* Begin *

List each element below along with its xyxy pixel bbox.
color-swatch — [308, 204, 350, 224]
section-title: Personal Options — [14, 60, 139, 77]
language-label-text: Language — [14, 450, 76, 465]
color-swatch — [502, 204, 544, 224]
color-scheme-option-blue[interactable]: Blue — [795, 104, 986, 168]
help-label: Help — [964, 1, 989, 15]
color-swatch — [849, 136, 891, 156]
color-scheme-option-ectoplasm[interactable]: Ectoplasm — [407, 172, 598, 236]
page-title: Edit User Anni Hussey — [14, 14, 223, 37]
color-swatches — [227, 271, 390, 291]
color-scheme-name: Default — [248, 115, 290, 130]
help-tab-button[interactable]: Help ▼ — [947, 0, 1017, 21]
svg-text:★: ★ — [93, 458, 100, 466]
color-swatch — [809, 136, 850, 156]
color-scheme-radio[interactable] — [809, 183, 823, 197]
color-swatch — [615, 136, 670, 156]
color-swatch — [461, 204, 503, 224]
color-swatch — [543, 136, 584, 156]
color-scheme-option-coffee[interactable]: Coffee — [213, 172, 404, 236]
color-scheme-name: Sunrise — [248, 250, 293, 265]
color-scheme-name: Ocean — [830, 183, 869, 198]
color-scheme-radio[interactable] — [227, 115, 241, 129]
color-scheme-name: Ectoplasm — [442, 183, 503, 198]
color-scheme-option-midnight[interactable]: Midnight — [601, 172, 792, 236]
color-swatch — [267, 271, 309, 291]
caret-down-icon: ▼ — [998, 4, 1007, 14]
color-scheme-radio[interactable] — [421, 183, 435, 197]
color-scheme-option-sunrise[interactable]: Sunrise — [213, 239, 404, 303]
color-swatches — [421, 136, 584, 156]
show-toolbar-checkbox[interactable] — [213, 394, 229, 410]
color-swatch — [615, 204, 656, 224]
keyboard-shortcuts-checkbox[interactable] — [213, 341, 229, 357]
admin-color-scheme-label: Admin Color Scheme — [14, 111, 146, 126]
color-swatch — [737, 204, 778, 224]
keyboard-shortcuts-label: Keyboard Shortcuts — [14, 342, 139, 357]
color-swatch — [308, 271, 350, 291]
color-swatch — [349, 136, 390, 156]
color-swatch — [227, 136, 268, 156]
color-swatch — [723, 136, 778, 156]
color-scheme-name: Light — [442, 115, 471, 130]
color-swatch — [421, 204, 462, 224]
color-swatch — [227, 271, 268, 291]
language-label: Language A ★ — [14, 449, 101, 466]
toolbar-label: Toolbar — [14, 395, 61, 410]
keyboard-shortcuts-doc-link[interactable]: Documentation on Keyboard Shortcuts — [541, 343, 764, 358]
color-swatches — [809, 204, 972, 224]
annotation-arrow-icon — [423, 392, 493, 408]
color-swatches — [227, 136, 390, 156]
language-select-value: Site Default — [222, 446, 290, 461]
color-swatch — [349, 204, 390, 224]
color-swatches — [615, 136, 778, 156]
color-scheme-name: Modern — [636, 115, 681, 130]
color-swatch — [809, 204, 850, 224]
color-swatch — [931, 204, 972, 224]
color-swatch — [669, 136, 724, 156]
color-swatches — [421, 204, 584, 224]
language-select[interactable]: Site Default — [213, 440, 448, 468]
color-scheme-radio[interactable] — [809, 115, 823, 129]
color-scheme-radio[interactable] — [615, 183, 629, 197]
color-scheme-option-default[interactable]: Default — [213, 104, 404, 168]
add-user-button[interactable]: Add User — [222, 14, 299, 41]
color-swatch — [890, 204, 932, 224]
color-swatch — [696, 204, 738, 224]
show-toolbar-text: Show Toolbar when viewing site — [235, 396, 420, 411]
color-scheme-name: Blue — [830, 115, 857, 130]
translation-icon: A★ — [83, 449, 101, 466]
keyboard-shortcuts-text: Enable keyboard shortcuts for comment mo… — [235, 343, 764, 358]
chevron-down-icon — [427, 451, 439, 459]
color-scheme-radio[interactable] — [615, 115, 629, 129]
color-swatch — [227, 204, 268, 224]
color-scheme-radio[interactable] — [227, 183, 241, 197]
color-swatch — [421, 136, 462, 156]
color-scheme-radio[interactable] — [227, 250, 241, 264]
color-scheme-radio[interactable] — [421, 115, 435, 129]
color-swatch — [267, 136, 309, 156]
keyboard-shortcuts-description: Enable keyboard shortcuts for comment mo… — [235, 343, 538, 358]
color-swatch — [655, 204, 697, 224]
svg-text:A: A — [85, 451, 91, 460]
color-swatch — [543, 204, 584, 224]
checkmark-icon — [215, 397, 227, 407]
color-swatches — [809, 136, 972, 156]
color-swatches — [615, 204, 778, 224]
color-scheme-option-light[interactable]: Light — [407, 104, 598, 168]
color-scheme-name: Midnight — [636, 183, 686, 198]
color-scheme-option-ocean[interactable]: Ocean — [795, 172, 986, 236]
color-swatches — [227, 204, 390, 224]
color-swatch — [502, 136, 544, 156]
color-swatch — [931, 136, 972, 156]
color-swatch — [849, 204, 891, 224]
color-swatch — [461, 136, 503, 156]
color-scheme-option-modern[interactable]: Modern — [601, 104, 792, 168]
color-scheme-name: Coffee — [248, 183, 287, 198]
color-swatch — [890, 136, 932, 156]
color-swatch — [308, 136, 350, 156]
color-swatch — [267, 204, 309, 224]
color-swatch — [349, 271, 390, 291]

* End *

**Aim of the exercise**.
Reproduce every line of the records above verbatim, without changing anything.

**Answer to the task**.
List each element below along with its xyxy pixel bbox.
color-swatch — [308, 204, 350, 224]
section-title: Personal Options — [14, 60, 139, 77]
language-label-text: Language — [14, 450, 76, 465]
color-swatch — [502, 204, 544, 224]
color-scheme-option-blue[interactable]: Blue — [795, 104, 986, 168]
help-label: Help — [964, 1, 989, 15]
color-swatch — [849, 136, 891, 156]
color-scheme-option-ectoplasm[interactable]: Ectoplasm — [407, 172, 598, 236]
page-title: Edit User Anni Hussey — [14, 14, 223, 37]
color-swatches — [227, 271, 390, 291]
color-scheme-name: Default — [248, 115, 290, 130]
help-tab-button[interactable]: Help ▼ — [947, 0, 1017, 21]
svg-text:★: ★ — [93, 458, 100, 466]
color-swatch — [809, 136, 850, 156]
color-scheme-radio[interactable] — [809, 183, 823, 197]
color-swatch — [615, 136, 670, 156]
color-swatch — [461, 204, 503, 224]
color-swatch — [543, 136, 584, 156]
color-scheme-option-coffee[interactable]: Coffee — [213, 172, 404, 236]
color-scheme-name: Sunrise — [248, 250, 293, 265]
color-scheme-name: Ocean — [830, 183, 869, 198]
color-scheme-radio[interactable] — [227, 115, 241, 129]
color-scheme-name: Ectoplasm — [442, 183, 503, 198]
color-scheme-option-midnight[interactable]: Midnight — [601, 172, 792, 236]
color-swatch — [267, 271, 309, 291]
caret-down-icon: ▼ — [998, 4, 1007, 14]
color-scheme-radio[interactable] — [421, 183, 435, 197]
color-scheme-option-sunrise[interactable]: Sunrise — [213, 239, 404, 303]
color-swatches — [421, 136, 584, 156]
show-toolbar-checkbox[interactable] — [213, 394, 229, 410]
color-swatch — [615, 204, 656, 224]
keyboard-shortcuts-checkbox[interactable] — [213, 341, 229, 357]
admin-color-scheme-label: Admin Color Scheme — [14, 111, 146, 126]
color-swatch — [737, 204, 778, 224]
keyboard-shortcuts-label: Keyboard Shortcuts — [14, 342, 139, 357]
color-swatch — [308, 271, 350, 291]
color-swatch — [349, 136, 390, 156]
color-swatch — [227, 136, 268, 156]
color-swatch — [723, 136, 778, 156]
color-scheme-name: Light — [442, 115, 471, 130]
color-swatch — [421, 204, 462, 224]
color-swatch — [227, 271, 268, 291]
language-label: Language A ★ — [14, 449, 101, 466]
toolbar-label: Toolbar — [14, 395, 61, 410]
keyboard-shortcuts-doc-link[interactable]: Documentation on Keyboard Shortcuts — [541, 343, 764, 358]
color-swatches — [809, 204, 972, 224]
annotation-arrow-icon — [423, 392, 493, 408]
color-swatches — [227, 136, 390, 156]
language-select-value: Site Default — [222, 446, 290, 461]
color-swatch — [349, 204, 390, 224]
color-swatches — [615, 136, 778, 156]
color-scheme-name: Modern — [636, 115, 681, 130]
color-swatch — [809, 204, 850, 224]
color-swatch — [931, 204, 972, 224]
color-swatch — [669, 136, 724, 156]
color-swatches — [421, 204, 584, 224]
language-select[interactable]: Site Default — [213, 440, 448, 468]
color-scheme-radio[interactable] — [809, 115, 823, 129]
color-scheme-radio[interactable] — [615, 183, 629, 197]
color-scheme-option-default[interactable]: Default — [213, 104, 404, 168]
add-user-button[interactable]: Add User — [222, 14, 299, 41]
color-swatch — [890, 204, 932, 224]
color-swatch — [696, 204, 738, 224]
show-toolbar-text: Show Toolbar when viewing site — [235, 396, 420, 411]
color-scheme-name: Blue — [830, 115, 857, 130]
translation-icon: A★ — [83, 449, 101, 466]
keyboard-shortcuts-text: Enable keyboard shortcuts for comment mo… — [235, 343, 764, 358]
chevron-down-icon — [427, 451, 439, 459]
color-scheme-radio[interactable] — [615, 115, 629, 129]
color-swatch — [227, 204, 268, 224]
color-scheme-radio[interactable] — [227, 183, 241, 197]
color-swatch — [421, 136, 462, 156]
color-scheme-radio[interactable] — [227, 250, 241, 264]
color-scheme-radio[interactable] — [421, 115, 435, 129]
color-swatch — [267, 136, 309, 156]
keyboard-shortcuts-description: Enable keyboard shortcuts for comment mo… — [235, 343, 538, 358]
color-swatch — [655, 204, 697, 224]
svg-text:A: A — [85, 451, 91, 460]
color-swatch — [543, 204, 584, 224]
checkmark-icon — [215, 397, 227, 407]
color-swatches — [809, 136, 972, 156]
color-swatches — [615, 204, 778, 224]
color-scheme-option-light[interactable]: Light — [407, 104, 598, 168]
color-scheme-name: Midnight — [636, 183, 686, 198]
color-scheme-option-ocean[interactable]: Ocean — [795, 172, 986, 236]
color-swatches — [227, 204, 390, 224]
color-swatch — [502, 136, 544, 156]
color-swatch — [931, 136, 972, 156]
color-swatch — [849, 204, 891, 224]
color-swatch — [461, 136, 503, 156]
color-scheme-option-modern[interactable]: Modern — [601, 104, 792, 168]
color-scheme-name: Coffee — [248, 183, 287, 198]
color-swatch — [890, 136, 932, 156]
color-swatch — [308, 136, 350, 156]
color-swatch — [267, 204, 309, 224]
color-swatch — [349, 271, 390, 291]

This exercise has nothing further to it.